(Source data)
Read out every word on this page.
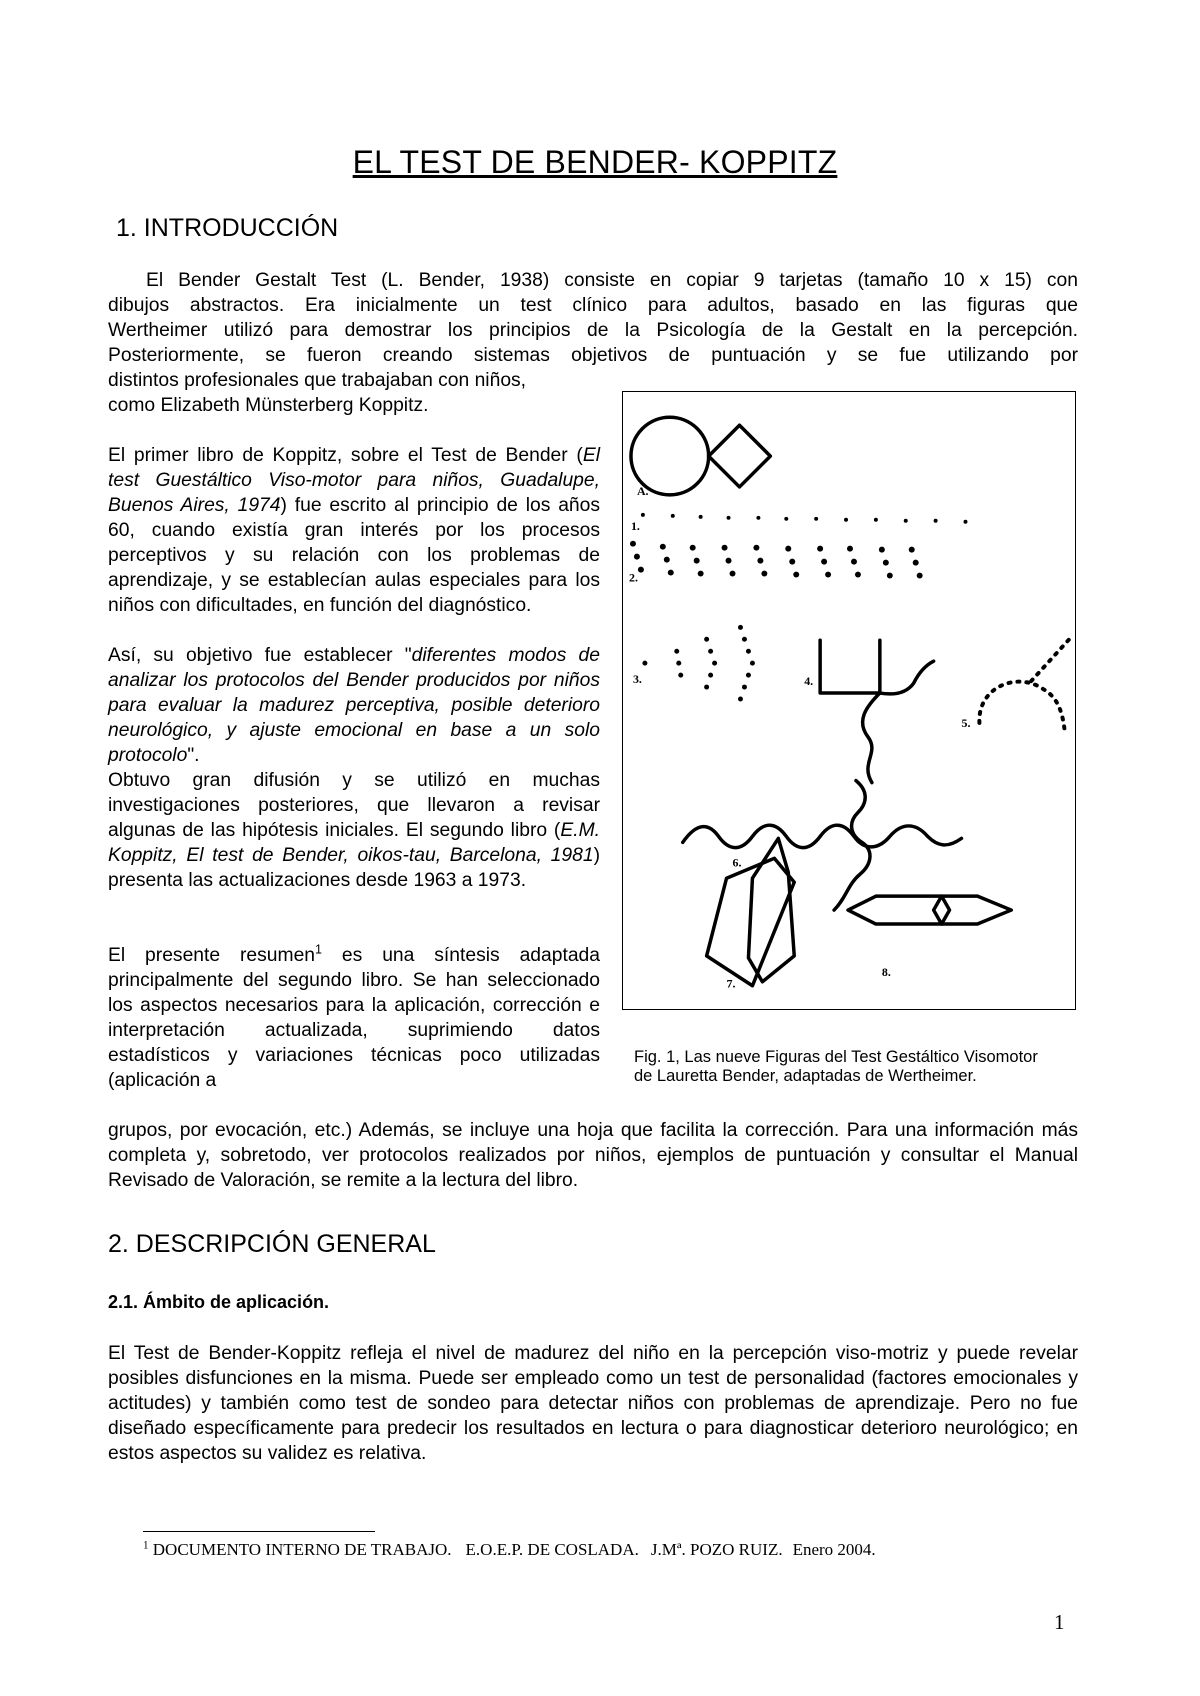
EL TEST DE BENDER- KOPPITZ
1. INTRODUCCIÓN
El Bender Gestalt Test (L. Bender, 1938) consiste en copiar 9 tarjetas (tamaño 10 x 15) con
dibujos abstractos. Era inicialmente un test clínico para adultos, basado en las figuras que
Wertheimer utilizó para demostrar los principios de la Psicología de la Gestalt en la percepción.
Posteriormente, se fueron creando sistemas objetivos de puntuación y se fue utilizando por
distintos profesionales que trabajaban con niños,
como Elizabeth Münsterberg Koppitz.
El primer libro de Koppitz, sobre el Test de Bender (El test Guestáltico Viso-motor para niños, Guadalupe, Buenos Aires, 1974) fue escrito al principio de los años 60, cuando existía gran interés por los procesos perceptivos y su relación con los problemas de aprendizaje, y se establecían aulas especiales para los niños con dificultades, en función del diagnóstico.
Así, su objetivo fue establecer "diferentes modos de analizar los protocolos del Bender producidos por niños para evaluar la madurez perceptiva, posible deterioro neurológico, y ajuste emocional en base a un solo protocolo".
Obtuvo gran difusión y se utilizó en muchas investigaciones posteriores, que llevaron a revisar algunas de las hipótesis iniciales. El segundo libro (E.M. Koppitz, El test de Bender, oikos-tau, Barcelona, 1981) presenta las actualizaciones desde 1963 a 1973.
El presente resumen$^1$ es una síntesis adaptada principalmente del segundo libro. Se han seleccionado los aspectos necesarios para la aplicación, corrección e interpretación actualizada, suprimiendo datos estadísticos y variaciones técnicas poco utilizadas (aplicación a
grupos, por evocación, etc.) Además, se incluye una hoja que facilita la corrección. Para una información más completa y, sobretodo, ver protocolos realizados por niños, ejemplos de puntuación y consultar el Manual Revisado de Valoración, se remite a la lectura del libro.
A.
1.
2.
3.	4.
5.
6.
7.
8.
Fig. 1, Las nueve Figuras del Test Gestáltico Visomotor de Lauretta Bender, adaptadas de Wertheimer.
2. DESCRIPCIÓN GENERAL
2.1. Ámbito de aplicación.
El Test de Bender-Koppitz refleja el nivel de madurez del niño en la percepción viso-motriz y puede revelar posibles disfunciones en la misma. Puede ser empleado como un test de personalidad (factores emocionales y actitudes) y también como test de sondeo para detectar niños con problemas de aprendizaje. Pero no fue diseñado específicamente para predecir los resultados en lectura o para diagnosticar deterioro neurológico; en estos aspectos su validez es relativa.
$^1$ DOCUMENTO INTERNO DE TRABAJO. E.O.E.P. DE COSLADA. J.Mª. POZO RUIZ. Enero 2004.
1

◆ **OBJECTIVE**: Collect the complete line wherever the string "madurez" appears in the records.

◆ **IN RESPONSE**:
Así, su objetivo fue establecer "diferentes modos de analizar los protocolos del Bender producidos por niños para evaluar la madurez perceptiva, posible deterioro neurológico, y ajuste emocional en base a un solo protocolo".
El Test de Bender-Koppitz refleja el nivel de madurez del niño en la percepción viso-motriz y puede revelar posibles disfunciones en la misma. Puede ser empleado como un test de personalidad (factores emocionales y actitudes) y también como test de sondeo para detectar niños con problemas de aprendizaje. Pero no fue diseñado específicamente para predecir los resultados en lectura o para diagnosticar deterioro neurológico; en estos aspectos su validez es relativa.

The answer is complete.